→ TASK GOAL: Write the count of lines that contain the word "stazione" and nothing else.

[Data entries for graphics]
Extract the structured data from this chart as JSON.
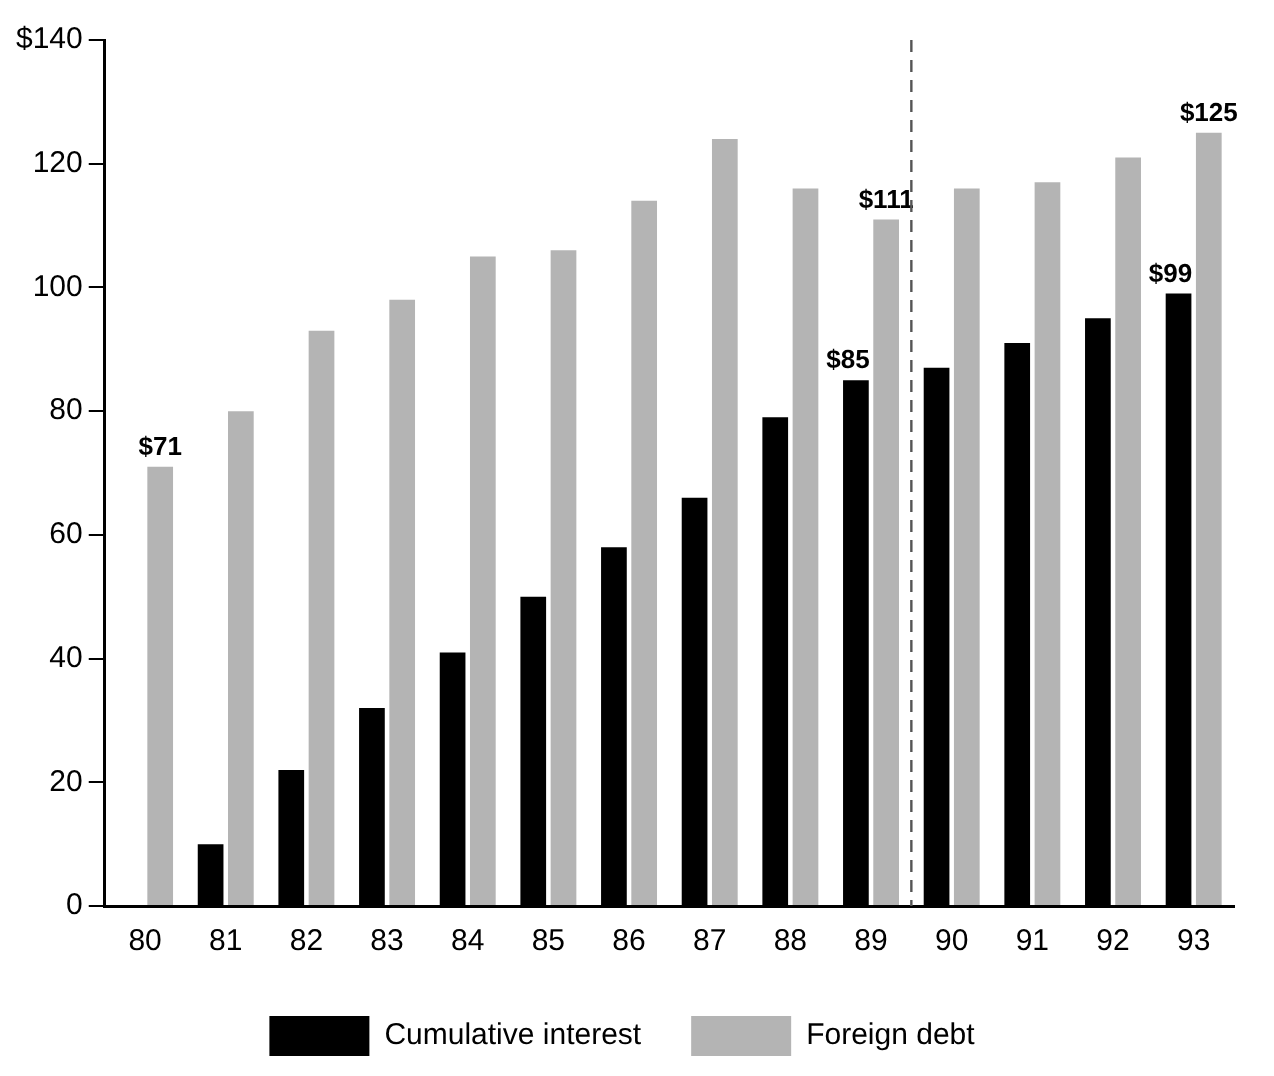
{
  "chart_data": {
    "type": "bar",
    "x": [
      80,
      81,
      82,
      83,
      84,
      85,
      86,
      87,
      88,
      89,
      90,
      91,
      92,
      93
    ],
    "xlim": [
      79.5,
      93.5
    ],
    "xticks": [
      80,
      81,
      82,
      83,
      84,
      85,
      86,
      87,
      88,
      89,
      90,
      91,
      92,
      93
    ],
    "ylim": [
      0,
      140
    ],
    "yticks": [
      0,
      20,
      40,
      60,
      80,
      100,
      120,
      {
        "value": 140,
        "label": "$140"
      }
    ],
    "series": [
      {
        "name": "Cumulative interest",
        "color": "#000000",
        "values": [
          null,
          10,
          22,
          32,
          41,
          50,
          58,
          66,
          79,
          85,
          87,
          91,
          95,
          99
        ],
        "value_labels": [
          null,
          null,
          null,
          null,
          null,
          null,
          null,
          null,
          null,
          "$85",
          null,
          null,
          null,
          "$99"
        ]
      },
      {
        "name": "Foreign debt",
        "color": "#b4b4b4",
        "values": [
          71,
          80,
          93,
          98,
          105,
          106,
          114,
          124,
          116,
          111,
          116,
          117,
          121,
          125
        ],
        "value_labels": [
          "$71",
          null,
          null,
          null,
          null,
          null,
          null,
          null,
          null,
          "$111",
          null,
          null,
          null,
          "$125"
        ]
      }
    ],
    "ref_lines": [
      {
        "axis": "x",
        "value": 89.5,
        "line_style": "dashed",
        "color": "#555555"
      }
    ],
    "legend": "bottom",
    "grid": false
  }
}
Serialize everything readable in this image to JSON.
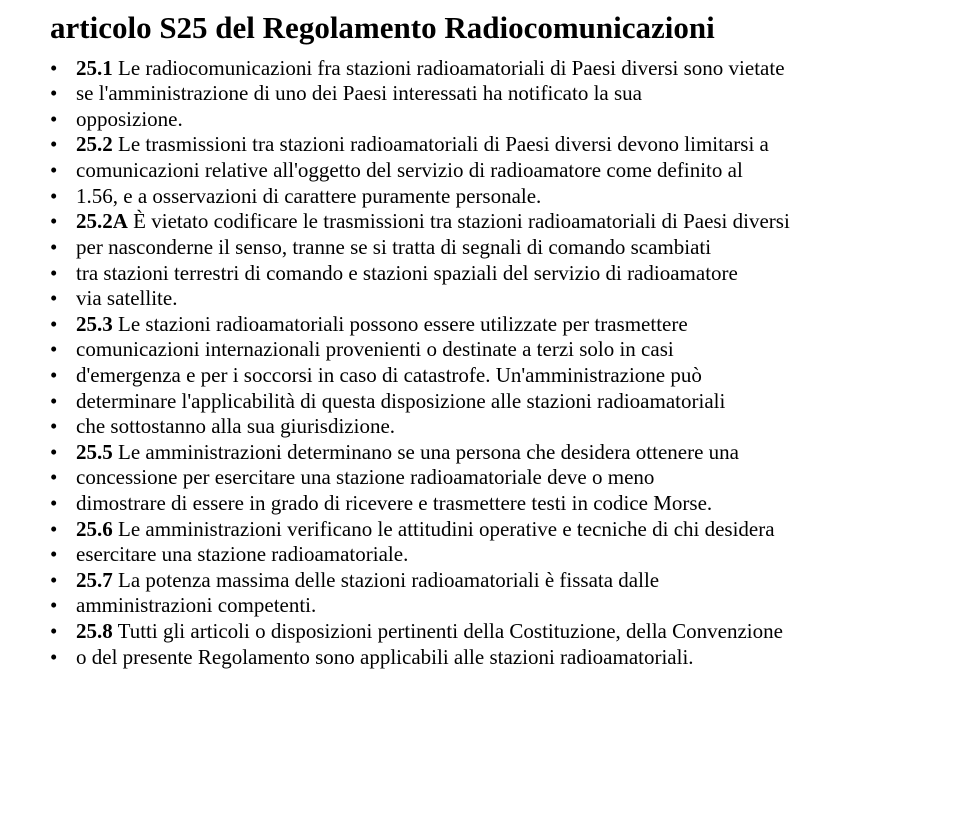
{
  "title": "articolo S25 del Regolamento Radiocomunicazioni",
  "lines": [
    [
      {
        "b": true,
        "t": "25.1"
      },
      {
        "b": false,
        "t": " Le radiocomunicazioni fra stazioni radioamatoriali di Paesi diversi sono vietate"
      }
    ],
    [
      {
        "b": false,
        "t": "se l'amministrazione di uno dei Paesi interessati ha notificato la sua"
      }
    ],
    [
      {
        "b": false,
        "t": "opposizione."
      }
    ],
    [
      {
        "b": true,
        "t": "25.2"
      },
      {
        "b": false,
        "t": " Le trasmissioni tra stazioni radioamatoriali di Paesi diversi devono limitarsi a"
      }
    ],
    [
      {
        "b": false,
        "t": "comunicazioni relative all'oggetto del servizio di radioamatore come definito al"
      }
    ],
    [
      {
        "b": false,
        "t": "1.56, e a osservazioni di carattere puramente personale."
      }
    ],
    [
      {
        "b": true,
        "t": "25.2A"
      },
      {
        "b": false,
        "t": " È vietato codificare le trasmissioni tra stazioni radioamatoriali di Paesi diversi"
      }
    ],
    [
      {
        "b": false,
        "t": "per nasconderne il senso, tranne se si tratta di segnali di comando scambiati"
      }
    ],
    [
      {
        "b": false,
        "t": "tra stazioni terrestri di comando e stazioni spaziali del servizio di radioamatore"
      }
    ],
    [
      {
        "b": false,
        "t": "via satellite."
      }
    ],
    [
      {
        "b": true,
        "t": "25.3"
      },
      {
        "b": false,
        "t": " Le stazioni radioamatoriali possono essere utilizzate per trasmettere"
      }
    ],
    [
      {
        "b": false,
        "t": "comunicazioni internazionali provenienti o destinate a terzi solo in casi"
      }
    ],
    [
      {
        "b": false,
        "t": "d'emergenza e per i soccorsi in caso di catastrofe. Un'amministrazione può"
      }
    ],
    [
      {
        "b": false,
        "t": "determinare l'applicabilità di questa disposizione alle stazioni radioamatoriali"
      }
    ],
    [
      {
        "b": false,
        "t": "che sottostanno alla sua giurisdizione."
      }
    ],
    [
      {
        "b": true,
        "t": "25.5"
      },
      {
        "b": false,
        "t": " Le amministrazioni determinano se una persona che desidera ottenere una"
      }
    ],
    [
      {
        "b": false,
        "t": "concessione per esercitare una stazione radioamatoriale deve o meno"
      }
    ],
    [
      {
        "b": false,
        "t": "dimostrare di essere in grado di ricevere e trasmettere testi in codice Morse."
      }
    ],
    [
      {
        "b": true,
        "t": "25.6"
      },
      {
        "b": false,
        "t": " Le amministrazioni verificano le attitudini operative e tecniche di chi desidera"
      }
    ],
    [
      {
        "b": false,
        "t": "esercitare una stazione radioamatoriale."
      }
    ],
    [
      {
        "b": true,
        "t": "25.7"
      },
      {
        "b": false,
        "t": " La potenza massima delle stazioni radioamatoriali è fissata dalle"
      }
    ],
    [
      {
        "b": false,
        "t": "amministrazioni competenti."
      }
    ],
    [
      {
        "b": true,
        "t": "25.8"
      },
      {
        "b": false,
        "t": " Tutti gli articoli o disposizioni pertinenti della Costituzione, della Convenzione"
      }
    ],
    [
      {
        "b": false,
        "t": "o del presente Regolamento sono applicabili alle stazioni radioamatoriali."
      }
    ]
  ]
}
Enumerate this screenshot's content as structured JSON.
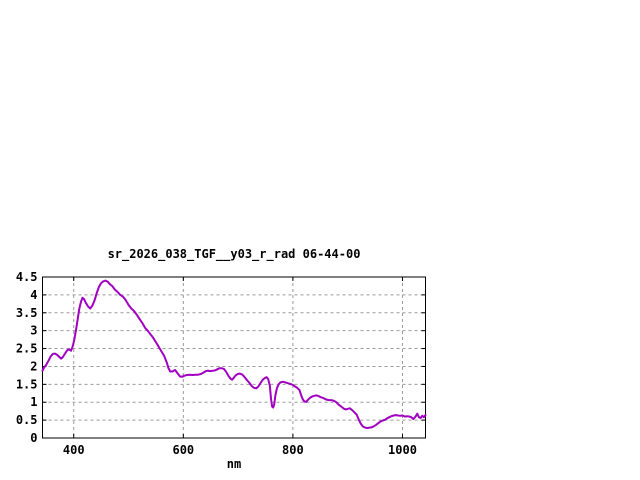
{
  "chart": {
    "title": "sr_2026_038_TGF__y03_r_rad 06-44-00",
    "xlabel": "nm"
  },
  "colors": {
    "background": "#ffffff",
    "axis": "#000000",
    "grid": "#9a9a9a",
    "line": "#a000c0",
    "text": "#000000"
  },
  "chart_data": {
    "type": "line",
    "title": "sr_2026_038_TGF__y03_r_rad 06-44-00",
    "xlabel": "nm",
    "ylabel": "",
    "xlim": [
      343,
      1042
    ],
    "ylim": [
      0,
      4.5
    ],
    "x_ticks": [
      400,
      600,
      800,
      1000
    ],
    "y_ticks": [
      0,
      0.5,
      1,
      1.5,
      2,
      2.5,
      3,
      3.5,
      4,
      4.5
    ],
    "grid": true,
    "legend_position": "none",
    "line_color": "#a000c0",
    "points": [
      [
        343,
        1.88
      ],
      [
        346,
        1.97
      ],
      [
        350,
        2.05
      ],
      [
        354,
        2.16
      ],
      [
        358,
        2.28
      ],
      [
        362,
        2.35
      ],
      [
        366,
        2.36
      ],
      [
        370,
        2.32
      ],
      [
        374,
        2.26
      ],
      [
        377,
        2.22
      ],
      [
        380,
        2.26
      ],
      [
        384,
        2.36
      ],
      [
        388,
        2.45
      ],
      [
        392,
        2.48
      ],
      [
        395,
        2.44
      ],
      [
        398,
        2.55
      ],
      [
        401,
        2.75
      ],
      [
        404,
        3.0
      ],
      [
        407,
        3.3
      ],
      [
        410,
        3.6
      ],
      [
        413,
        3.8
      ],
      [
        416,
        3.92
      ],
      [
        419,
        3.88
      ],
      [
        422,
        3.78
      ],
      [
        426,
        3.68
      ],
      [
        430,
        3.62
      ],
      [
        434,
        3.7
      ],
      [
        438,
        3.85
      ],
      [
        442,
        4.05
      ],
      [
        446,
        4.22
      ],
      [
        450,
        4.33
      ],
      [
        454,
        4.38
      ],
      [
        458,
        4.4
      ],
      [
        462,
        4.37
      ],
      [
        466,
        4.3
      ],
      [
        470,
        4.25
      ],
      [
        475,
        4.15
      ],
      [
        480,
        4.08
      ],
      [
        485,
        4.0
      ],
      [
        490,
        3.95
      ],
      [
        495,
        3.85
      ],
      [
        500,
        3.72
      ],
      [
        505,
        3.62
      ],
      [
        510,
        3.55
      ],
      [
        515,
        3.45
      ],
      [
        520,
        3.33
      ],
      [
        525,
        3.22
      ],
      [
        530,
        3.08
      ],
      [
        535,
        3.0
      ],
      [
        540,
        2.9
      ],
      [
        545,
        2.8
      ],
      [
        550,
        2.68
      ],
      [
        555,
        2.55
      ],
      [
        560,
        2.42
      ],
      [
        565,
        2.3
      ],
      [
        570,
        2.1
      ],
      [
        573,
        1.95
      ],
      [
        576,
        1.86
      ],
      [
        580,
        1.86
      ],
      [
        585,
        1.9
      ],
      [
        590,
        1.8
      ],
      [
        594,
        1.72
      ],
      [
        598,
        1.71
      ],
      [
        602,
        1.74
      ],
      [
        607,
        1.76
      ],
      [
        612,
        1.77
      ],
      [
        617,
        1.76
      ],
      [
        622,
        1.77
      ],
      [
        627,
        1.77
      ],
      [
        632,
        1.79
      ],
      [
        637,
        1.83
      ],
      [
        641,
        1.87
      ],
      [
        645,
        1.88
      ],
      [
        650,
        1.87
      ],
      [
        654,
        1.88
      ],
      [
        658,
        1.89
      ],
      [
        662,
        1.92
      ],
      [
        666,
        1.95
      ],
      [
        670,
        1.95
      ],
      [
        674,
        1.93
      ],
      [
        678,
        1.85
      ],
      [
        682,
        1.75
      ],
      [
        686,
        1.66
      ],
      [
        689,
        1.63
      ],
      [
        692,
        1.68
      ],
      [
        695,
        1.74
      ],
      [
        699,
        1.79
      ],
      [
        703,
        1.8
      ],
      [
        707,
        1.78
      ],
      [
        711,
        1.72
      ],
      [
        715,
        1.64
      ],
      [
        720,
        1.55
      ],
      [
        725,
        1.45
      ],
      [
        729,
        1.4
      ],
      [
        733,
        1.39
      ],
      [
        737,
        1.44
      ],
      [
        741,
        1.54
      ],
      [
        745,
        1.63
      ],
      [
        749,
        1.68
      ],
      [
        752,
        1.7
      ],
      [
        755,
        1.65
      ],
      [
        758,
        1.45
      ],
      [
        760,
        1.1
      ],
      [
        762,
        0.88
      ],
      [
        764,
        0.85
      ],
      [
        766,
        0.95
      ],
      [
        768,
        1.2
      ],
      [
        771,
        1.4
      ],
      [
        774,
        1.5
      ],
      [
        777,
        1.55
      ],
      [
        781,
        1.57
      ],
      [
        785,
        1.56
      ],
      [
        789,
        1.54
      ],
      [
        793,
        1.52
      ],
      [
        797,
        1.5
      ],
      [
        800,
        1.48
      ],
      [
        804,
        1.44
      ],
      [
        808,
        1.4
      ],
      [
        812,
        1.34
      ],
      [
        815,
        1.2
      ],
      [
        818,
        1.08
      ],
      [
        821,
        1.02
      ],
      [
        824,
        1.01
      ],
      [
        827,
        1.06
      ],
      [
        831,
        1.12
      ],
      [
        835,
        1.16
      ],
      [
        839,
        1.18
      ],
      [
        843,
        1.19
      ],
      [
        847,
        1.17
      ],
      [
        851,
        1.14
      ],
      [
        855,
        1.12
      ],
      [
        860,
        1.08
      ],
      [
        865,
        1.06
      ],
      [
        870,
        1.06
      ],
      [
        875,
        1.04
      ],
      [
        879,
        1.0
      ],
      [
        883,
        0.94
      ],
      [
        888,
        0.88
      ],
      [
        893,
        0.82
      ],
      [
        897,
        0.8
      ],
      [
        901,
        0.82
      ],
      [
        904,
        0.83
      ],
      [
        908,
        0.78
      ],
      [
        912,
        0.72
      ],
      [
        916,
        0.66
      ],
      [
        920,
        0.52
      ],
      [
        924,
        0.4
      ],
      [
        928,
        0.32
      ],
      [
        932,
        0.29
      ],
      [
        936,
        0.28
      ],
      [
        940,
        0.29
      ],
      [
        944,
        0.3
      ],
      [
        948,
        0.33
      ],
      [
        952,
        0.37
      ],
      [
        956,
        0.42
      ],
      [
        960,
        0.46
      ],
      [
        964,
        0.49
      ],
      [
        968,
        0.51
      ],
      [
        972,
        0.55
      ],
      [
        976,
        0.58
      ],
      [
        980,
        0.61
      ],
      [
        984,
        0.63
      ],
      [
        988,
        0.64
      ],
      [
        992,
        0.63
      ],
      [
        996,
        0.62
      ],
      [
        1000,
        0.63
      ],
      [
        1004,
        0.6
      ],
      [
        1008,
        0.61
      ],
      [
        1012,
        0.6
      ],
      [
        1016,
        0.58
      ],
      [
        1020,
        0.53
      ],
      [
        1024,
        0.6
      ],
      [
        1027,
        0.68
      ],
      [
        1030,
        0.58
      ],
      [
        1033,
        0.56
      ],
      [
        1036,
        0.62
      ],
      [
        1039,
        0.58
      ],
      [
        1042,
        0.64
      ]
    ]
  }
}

→ COMPLETE ANSWER: 2